Task requirements. Copy out the final stretch of the listing: the line that contains "Serialize everything readable" and all lines after it, exactly as they appear.

Available data.
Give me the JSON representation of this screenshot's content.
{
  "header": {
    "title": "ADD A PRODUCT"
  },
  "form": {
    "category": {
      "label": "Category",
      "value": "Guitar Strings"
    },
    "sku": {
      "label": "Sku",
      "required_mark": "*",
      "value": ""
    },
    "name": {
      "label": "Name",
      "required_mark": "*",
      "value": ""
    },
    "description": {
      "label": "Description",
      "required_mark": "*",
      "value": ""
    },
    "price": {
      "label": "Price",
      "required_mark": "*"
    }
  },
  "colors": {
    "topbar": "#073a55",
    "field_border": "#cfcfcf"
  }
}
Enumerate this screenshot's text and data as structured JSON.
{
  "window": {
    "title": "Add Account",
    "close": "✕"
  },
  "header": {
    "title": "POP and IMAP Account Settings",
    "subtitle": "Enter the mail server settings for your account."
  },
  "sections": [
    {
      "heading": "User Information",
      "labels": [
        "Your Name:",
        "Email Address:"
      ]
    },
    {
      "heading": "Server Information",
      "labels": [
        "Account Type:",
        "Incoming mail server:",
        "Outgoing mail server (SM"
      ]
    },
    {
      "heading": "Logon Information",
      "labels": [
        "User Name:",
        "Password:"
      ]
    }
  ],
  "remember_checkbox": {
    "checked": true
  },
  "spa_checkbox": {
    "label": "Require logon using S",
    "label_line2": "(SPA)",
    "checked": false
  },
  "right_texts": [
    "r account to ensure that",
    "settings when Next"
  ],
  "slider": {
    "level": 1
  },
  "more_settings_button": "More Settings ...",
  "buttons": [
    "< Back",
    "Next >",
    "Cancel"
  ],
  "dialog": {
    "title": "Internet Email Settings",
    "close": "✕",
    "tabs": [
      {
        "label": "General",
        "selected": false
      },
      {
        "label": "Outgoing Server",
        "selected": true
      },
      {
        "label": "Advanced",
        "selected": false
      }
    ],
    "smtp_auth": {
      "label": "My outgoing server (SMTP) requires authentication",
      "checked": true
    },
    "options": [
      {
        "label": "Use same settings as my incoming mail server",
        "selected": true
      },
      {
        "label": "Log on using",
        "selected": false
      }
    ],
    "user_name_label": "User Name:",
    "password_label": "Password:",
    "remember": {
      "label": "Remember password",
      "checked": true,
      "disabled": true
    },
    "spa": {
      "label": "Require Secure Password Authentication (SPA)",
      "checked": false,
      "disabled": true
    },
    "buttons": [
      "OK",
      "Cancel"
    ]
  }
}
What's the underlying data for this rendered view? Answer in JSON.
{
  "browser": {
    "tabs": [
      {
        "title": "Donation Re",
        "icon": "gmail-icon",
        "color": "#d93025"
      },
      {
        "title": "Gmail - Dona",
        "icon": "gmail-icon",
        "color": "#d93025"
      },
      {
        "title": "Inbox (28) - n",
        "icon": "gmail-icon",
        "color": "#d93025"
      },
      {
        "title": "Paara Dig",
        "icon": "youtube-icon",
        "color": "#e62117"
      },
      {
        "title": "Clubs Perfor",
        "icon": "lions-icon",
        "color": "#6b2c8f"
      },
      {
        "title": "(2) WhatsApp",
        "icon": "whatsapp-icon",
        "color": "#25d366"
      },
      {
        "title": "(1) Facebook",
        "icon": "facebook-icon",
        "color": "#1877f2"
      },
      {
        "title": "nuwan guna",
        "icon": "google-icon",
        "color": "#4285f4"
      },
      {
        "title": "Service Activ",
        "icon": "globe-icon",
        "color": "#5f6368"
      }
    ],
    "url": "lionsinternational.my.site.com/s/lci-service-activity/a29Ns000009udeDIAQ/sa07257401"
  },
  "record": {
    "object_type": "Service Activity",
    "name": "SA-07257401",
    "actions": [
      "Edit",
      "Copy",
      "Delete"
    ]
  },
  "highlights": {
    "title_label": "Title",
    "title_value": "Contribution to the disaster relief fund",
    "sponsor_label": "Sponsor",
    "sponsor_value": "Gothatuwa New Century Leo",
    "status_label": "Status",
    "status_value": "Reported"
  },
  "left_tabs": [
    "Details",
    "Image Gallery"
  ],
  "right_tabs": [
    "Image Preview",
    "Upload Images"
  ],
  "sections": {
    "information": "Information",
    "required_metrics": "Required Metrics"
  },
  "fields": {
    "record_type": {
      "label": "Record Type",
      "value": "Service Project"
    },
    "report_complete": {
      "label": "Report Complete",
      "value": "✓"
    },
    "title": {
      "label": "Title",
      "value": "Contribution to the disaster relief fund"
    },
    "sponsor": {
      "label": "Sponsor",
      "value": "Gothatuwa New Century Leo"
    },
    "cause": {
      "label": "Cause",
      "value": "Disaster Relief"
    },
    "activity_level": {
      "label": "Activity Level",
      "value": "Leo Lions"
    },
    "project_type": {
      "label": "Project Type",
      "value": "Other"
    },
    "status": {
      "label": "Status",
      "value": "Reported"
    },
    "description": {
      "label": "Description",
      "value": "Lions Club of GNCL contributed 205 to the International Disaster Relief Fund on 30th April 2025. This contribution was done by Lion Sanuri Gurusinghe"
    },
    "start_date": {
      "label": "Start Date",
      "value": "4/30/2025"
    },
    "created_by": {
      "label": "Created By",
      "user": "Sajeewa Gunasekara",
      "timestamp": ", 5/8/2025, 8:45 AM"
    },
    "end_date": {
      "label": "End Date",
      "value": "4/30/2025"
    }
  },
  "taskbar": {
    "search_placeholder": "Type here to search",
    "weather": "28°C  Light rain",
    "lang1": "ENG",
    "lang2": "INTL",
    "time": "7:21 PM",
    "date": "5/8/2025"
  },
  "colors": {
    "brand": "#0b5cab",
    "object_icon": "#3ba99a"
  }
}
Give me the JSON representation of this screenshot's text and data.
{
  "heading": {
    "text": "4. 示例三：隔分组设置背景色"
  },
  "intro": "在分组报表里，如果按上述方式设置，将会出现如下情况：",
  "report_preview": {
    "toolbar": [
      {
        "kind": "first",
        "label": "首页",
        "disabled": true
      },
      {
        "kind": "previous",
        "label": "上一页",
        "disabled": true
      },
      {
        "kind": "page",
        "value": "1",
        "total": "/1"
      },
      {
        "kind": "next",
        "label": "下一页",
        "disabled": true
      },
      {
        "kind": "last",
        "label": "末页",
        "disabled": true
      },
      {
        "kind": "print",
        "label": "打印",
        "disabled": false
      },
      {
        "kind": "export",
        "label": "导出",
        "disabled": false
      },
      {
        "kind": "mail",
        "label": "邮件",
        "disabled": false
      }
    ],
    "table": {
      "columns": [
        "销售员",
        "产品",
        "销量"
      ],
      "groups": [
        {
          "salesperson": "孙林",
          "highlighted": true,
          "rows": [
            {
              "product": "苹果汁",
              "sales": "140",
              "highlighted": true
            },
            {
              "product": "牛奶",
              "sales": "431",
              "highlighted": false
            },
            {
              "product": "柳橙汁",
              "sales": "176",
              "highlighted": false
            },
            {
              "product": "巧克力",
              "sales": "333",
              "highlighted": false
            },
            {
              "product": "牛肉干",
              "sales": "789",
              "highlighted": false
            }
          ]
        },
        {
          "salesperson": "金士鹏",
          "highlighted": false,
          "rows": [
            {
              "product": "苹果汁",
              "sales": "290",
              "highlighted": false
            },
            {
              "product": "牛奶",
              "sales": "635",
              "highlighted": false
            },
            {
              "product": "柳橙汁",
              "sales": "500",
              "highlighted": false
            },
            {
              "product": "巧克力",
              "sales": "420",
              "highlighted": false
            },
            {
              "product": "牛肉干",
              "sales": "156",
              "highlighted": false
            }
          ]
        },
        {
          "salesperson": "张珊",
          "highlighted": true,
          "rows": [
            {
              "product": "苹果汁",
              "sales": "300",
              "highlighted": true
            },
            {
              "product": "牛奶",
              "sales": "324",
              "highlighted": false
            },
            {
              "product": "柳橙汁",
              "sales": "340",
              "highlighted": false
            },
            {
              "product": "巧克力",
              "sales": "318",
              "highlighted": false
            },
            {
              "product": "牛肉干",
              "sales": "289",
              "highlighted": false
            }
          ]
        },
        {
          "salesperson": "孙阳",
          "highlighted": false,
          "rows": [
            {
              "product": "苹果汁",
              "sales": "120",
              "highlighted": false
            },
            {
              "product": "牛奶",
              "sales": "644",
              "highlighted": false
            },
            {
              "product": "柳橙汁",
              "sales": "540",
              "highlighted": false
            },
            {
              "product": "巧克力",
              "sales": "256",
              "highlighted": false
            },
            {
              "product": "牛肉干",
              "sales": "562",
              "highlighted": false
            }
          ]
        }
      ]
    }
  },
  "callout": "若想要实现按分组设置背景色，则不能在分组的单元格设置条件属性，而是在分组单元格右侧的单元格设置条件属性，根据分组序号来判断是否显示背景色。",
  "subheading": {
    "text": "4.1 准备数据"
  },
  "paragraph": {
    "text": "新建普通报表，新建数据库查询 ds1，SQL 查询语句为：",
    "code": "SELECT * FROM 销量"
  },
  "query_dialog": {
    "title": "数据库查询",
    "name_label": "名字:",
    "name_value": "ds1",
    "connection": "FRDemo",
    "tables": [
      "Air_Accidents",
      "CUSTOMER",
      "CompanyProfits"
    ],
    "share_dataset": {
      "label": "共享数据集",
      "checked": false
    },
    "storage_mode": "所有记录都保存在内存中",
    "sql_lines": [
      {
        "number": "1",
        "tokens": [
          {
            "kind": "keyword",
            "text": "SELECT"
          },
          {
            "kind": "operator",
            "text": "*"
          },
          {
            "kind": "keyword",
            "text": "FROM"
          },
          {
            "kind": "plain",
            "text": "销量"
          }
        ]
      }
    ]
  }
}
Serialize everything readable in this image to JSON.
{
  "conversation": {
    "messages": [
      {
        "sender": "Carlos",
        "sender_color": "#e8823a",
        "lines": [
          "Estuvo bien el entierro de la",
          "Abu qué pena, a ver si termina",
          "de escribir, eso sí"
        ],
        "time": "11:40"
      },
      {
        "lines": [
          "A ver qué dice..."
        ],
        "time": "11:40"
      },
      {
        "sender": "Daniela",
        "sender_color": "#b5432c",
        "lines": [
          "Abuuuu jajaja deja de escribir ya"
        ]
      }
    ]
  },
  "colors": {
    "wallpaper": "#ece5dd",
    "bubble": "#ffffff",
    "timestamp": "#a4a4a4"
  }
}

The response.
Serialize everything readable in this image to JSON.
{
  "conversation": {
    "messages": [
      {
        "sender": "Carlos",
        "sender_color": "#e8823a",
        "lines": [
          "Estuvo bien el entierro de la",
          "Abu qué pena, a ver si termina",
          "de escribir, eso sí"
        ],
        "time": "11:40"
      },
      {
        "lines": [
          "A ver qué dice..."
        ],
        "time": "11:40"
      },
      {
        "sender": "Daniela",
        "sender_color": "#b5432c",
        "lines": [
          "Abuuuu jajaja deja de escribir ya"
        ]
      }
    ]
  },
  "colors": {
    "wallpaper": "#ece5dd",
    "bubble": "#ffffff",
    "timestamp": "#a4a4a4"
  }
}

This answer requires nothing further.